Records from a dataset
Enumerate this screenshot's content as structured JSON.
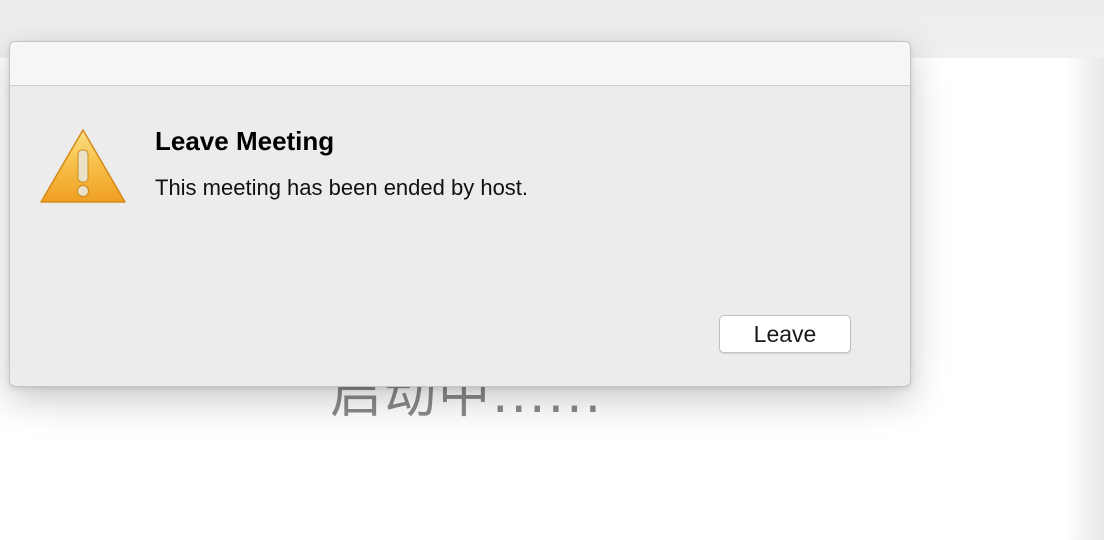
{
  "background": {
    "status_text": "启动中......"
  },
  "dialog": {
    "title": "Leave Meeting",
    "message": "This meeting has been ended by host.",
    "leave_button_label": "Leave",
    "icon": "warning-triangle-icon"
  },
  "colors": {
    "warning_fill_top": "#fcd66a",
    "warning_fill_bottom": "#f0a92a",
    "dialog_background": "#ececec"
  }
}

*Objective:*
Reproduce the material above verbatim; omit every picture.

*Exercise result:*
Enumerate this screenshot's content as structured JSON.
{
  "background": {
    "status_text": "启动中......"
  },
  "dialog": {
    "title": "Leave Meeting",
    "message": "This meeting has been ended by host.",
    "leave_button_label": "Leave",
    "icon": "warning-triangle-icon"
  },
  "colors": {
    "warning_fill_top": "#fcd66a",
    "warning_fill_bottom": "#f0a92a",
    "dialog_background": "#ececec"
  }
}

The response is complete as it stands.